What is needed:
Copy out every line exactly as given.

Figure content listings:
_ _ _ _ _

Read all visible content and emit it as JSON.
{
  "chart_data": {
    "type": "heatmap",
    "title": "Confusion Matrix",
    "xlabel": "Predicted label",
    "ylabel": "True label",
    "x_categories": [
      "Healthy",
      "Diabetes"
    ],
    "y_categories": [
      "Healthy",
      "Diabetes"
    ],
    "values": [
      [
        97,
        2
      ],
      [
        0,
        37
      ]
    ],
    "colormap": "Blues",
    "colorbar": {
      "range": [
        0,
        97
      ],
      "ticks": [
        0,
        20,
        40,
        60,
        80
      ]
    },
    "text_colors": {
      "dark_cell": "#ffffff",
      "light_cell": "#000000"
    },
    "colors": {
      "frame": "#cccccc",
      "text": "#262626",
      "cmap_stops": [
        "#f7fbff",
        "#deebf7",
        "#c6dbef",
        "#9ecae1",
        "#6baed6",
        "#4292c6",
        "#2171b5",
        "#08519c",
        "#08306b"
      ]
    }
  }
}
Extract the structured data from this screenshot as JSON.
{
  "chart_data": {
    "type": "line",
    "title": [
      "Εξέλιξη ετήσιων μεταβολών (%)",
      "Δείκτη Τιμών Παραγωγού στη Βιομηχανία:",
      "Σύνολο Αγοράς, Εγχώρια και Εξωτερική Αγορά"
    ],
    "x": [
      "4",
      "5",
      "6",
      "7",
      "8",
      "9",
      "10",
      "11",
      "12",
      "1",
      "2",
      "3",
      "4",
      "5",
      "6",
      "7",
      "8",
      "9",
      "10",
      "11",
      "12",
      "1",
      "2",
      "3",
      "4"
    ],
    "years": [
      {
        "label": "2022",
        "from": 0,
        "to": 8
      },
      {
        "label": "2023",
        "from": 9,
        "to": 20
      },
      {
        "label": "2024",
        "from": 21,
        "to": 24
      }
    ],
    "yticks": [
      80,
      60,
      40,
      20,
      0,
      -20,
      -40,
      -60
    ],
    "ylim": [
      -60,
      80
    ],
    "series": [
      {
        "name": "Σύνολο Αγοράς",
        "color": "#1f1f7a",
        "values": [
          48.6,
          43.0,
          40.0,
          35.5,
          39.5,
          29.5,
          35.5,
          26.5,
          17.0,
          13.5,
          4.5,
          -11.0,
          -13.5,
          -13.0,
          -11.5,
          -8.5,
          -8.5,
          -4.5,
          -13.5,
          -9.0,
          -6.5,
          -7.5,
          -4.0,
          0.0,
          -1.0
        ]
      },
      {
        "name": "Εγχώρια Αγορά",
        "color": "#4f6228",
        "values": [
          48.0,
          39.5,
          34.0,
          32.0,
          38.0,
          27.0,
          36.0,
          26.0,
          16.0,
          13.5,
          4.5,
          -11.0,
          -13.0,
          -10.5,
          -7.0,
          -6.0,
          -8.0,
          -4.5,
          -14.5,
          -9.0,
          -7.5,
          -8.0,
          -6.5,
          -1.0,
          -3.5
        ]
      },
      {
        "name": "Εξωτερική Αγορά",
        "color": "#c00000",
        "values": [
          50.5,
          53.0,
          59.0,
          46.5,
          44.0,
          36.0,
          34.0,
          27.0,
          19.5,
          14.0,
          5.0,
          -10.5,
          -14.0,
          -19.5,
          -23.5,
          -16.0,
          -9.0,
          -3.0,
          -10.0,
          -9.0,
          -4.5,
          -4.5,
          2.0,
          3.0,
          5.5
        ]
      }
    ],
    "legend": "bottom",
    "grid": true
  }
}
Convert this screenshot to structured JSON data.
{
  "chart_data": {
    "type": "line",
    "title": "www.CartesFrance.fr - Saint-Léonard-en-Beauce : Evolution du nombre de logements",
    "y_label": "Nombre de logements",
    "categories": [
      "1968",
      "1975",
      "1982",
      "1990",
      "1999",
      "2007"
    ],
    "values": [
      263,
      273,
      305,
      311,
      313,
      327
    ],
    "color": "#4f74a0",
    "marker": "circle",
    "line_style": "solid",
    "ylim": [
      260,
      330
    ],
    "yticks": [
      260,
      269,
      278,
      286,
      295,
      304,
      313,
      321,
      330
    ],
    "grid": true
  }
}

_ _ _ _ _

Answer to this exercise:
Read all visible content and emit it as JSON.
{
  "chart_data": {
    "type": "heatmap",
    "title": "Confusion Matrix",
    "xlabel": "Predicted label",
    "ylabel": "True label",
    "x_categories": [
      "Healthy",
      "Diabetes"
    ],
    "y_categories": [
      "Healthy",
      "Diabetes"
    ],
    "values": [
      [
        97,
        2
      ],
      [
        0,
        37
      ]
    ],
    "colormap": "Blues",
    "colorbar": {
      "range": [
        0,
        97
      ],
      "ticks": [
        0,
        20,
        40,
        60,
        80
      ]
    },
    "text_colors": {
      "dark_cell": "#ffffff",
      "light_cell": "#000000"
    },
    "colors": {
      "frame": "#cccccc",
      "text": "#262626",
      "cmap_stops": [
        "#f7fbff",
        "#deebf7",
        "#c6dbef",
        "#9ecae1",
        "#6baed6",
        "#4292c6",
        "#2171b5",
        "#08519c",
        "#08306b"
      ]
    }
  }
}
Extract the structured data from this screenshot as JSON.
{
  "chart_data": {
    "type": "line",
    "title": [
      "Εξέλιξη ετήσιων μεταβολών (%)",
      "Δείκτη Τιμών Παραγωγού στη Βιομηχανία:",
      "Σύνολο Αγοράς, Εγχώρια και Εξωτερική Αγορά"
    ],
    "x": [
      "4",
      "5",
      "6",
      "7",
      "8",
      "9",
      "10",
      "11",
      "12",
      "1",
      "2",
      "3",
      "4",
      "5",
      "6",
      "7",
      "8",
      "9",
      "10",
      "11",
      "12",
      "1",
      "2",
      "3",
      "4"
    ],
    "years": [
      {
        "label": "2022",
        "from": 0,
        "to": 8
      },
      {
        "label": "2023",
        "from": 9,
        "to": 20
      },
      {
        "label": "2024",
        "from": 21,
        "to": 24
      }
    ],
    "yticks": [
      80,
      60,
      40,
      20,
      0,
      -20,
      -40,
      -60
    ],
    "ylim": [
      -60,
      80
    ],
    "series": [
      {
        "name": "Σύνολο Αγοράς",
        "color": "#1f1f7a",
        "values": [
          48.6,
          43.0,
          40.0,
          35.5,
          39.5,
          29.5,
          35.5,
          26.5,
          17.0,
          13.5,
          4.5,
          -11.0,
          -13.5,
          -13.0,
          -11.5,
          -8.5,
          -8.5,
          -4.5,
          -13.5,
          -9.0,
          -6.5,
          -7.5,
          -4.0,
          0.0,
          -1.0
        ]
      },
      {
        "name": "Εγχώρια Αγορά",
        "color": "#4f6228",
        "values": [
          48.0,
          39.5,
          34.0,
          32.0,
          38.0,
          27.0,
          36.0,
          26.0,
          16.0,
          13.5,
          4.5,
          -11.0,
          -13.0,
          -10.5,
          -7.0,
          -6.0,
          -8.0,
          -4.5,
          -14.5,
          -9.0,
          -7.5,
          -8.0,
          -6.5,
          -1.0,
          -3.5
        ]
      },
      {
        "name": "Εξωτερική Αγορά",
        "color": "#c00000",
        "values": [
          50.5,
          53.0,
          59.0,
          46.5,
          44.0,
          36.0,
          34.0,
          27.0,
          19.5,
          14.0,
          5.0,
          -10.5,
          -14.0,
          -19.5,
          -23.5,
          -16.0,
          -9.0,
          -3.0,
          -10.0,
          -9.0,
          -4.5,
          -4.5,
          2.0,
          3.0,
          5.5
        ]
      }
    ],
    "legend": "bottom",
    "grid": true
  }
}
Convert this screenshot to structured JSON data.
{
  "chart_data": {
    "type": "line",
    "title": "www.CartesFrance.fr - Saint-Léonard-en-Beauce : Evolution du nombre de logements",
    "y_label": "Nombre de logements",
    "categories": [
      "1968",
      "1975",
      "1982",
      "1990",
      "1999",
      "2007"
    ],
    "values": [
      263,
      273,
      305,
      311,
      313,
      327
    ],
    "color": "#4f74a0",
    "marker": "circle",
    "line_style": "solid",
    "ylim": [
      260,
      330
    ],
    "yticks": [
      260,
      269,
      278,
      286,
      295,
      304,
      313,
      321,
      330
    ],
    "grid": true
  }
}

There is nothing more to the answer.